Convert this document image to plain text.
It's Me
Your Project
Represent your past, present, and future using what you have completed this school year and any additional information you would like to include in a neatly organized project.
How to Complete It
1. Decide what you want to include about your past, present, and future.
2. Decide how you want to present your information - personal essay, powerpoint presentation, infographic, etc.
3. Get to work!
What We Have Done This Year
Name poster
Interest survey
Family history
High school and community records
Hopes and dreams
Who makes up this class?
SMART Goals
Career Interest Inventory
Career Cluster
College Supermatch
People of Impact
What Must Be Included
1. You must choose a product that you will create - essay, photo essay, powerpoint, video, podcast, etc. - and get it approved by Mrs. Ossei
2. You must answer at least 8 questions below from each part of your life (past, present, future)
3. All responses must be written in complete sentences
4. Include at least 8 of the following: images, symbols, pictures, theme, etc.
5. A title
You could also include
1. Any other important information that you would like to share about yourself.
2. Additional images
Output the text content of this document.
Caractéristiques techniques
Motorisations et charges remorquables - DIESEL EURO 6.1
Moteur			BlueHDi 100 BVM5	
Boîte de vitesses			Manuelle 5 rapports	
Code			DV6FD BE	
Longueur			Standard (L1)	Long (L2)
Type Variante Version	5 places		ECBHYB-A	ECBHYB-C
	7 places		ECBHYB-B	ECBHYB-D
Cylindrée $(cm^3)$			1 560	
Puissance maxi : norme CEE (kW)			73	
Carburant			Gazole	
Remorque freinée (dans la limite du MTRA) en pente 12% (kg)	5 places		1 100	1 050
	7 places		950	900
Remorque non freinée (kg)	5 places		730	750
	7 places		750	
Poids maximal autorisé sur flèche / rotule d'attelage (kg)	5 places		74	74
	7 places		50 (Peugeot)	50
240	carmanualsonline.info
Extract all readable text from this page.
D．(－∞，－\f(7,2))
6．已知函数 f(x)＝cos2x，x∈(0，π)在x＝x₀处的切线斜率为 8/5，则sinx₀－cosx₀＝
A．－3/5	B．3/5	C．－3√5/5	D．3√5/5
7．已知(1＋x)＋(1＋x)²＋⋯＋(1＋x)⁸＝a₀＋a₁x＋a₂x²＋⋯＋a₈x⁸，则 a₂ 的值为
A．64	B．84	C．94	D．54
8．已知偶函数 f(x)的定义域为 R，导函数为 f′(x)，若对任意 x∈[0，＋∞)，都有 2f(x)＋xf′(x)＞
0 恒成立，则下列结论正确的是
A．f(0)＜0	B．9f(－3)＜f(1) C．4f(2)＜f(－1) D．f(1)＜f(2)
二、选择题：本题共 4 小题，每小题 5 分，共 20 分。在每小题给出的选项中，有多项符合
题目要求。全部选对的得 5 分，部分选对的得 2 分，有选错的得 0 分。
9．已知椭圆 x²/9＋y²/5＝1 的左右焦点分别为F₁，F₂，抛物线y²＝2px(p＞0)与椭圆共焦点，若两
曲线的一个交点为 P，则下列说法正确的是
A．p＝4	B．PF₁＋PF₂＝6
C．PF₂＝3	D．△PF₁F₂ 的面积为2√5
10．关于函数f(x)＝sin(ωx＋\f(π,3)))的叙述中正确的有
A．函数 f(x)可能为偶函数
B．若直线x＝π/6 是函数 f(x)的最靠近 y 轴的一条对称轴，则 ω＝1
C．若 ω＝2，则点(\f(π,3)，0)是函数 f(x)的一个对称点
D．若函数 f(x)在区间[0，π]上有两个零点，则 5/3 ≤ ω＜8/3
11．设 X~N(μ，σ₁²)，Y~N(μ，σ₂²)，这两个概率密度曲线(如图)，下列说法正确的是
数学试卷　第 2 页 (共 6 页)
________________________________________
Task statement: Show every line from the listing above in which the string "images" appears.

Result of the task:
4. Include at least 8 of the following: images, symbols, pictures, theme, etc.
2. Additional images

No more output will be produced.